==== Document passage
The authorities are coming. The gig is up. I buried a body, forgot about it and am about to get caught. I’m in deep fucking trouble. I stand in my front yard. The location sometimes changes, but here and now, the bones are buried in the boulevard — on city land. I’m like, oh man — not this again. My kids are little. They stand on the couch and look out the window. I want my husband to distract them. I think he does. I’ve got to move the body without anyone seeing me. I must protect my freedom — my kids. It’s urgent, it feels like the pressure of doing 100 years of taxes, but worse. I don’t remember killing anyone, but I feel guilty. I must cover up the evidence. It has to be done. This is an offence I need to outrun — again and again and again.
I wake up.
Nothing ever happens in the dream — but the essence is always the same. I’m hiding bones and the cops are coming.
A few years ago, I brought it a friend who is a kind of Jungian dreamwalker. I hoped she could help me get to the bottom of it. She asks me to tell it in the present tense.
What is the main emotion in the dream?
Anxiety. Like being audited by the CRA for a lifetime of unpaid taxes.
Do you know whose bones are buried?
========
==== Records provided
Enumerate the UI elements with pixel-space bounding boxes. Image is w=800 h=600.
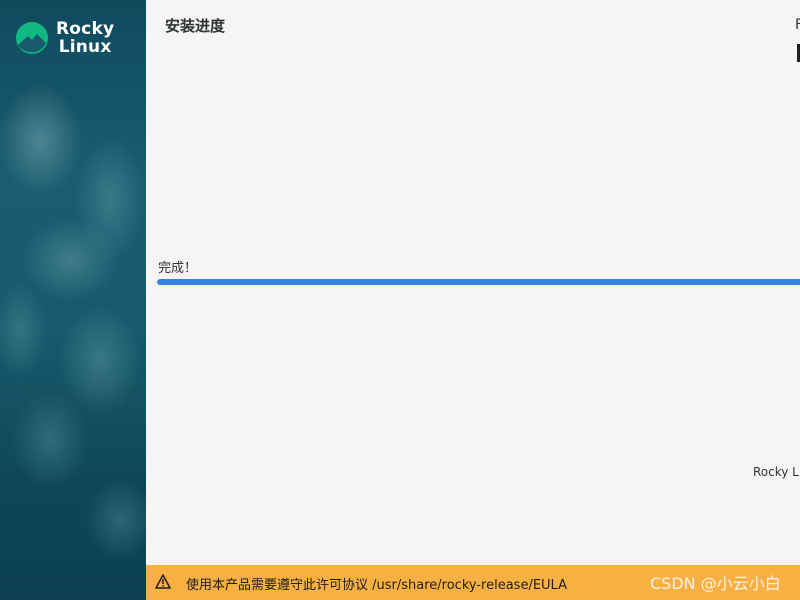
logo-line-2: Linux [58,37,112,57]
eula-warning-text: 使用本产品需要遵守此许可协议 /usr/share/rocky-release/… [186,578,567,593]
page-title: 安装进度 [165,17,226,35]
progress-bar [157,279,800,285]
logo-wordmark: Rocky Linux [56,20,114,56]
warning-icon [155,574,171,589]
installer-window: Rocky Linux 安装进度 F 完成！ Rocky Li 使用本产品需要遵… [0,0,800,600]
rocky-logo-icon [16,22,48,54]
release-label: Rocky Li [753,465,800,479]
sidebar: Rocky Linux [0,0,146,600]
rocky-linux-logo: Rocky Linux [15,20,114,56]
watermark: CSDN @小云小白 [650,574,781,593]
logo-line-1: Rocky [56,19,115,39]
progress-status: 完成！ [158,261,198,276]
header-right-label: F [795,17,800,33]
progress-bar-fill [157,279,800,285]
========
What to work on:
[1] From the first paragraph of the dream essay, quote every sentence that contains "must," "got to," or "need to."
[2] Carry the dream essay forward from its last line.

Answers for this exercise:
[1]
- "I’ve got to move the body without anyone seeing me."
- "I must protect my freedom — my kids."
- "I must cover up the evidence."
- "This is an offence I need to outrun — again and again and again."

[2]
Even though I’ve had this dream dozens of times, I’ve never thought to ask. As we’re talking, I close my eyes and try to reenter the dream. I see a coffin. But that doesn’t make sense. If I murdered someone, why would I bury them with care? Maybe I see a coffin because my waking imagination is limited to cliché stereotypes of dead people. Or maybe it’s because I really respect them.
It’s OK, she says. Can you open the coffin?
I drop into the dream. I pull up the lid and have a vague impression of someone — there’s some familiarity.
Do you know who this is? Do you have a sense of gender? she asks.
Male. Definitely male.
Old or young?
Old.
Race?
White.
Does he remind you of anyone?
At the time, the only old white man I’d really known was Opa, my grandfather on my mother’s side. Maybe it’s him, I say.
My friend asks if it’s ok to play with the dream — to reframe it a little. She suggests that maybe this isn’t a dream about my crime and guilt but about family secrets I’m required to bury. Maybe those secrets are my grandfather’s and maybe the authority I fear is my own desire for truth.
Can you think of anything that your grandfather might want you to keep buried on his behalf? she asks.
I don’t know. I didn’t really get to know my grandparents on either my mom’s German side or my dad’s Egyptian side. I could say anything about any of my ancestors and no one could fact check me. For example, my understanding is that in 1973 during the Arab-Israeli War, Gamal Abdel Nasser’s daughter accidently ran over my grandfather with her car, but no one can verify this. My dad’s dead and I don’t know my family in Egypt.
This is a reality of many third culture-immigrant or whatever-we-are children. My parents cross-pollinated, put me and my brother into little pots, and transplanted us in Pierre Trudeau’s immigrant friendly Canada. For 1970’s immigrants, unless you were rich and could fly home frequently — in our case, to two continents — family was left behind and those who did the leaving tried to throw down roots on foreign soil.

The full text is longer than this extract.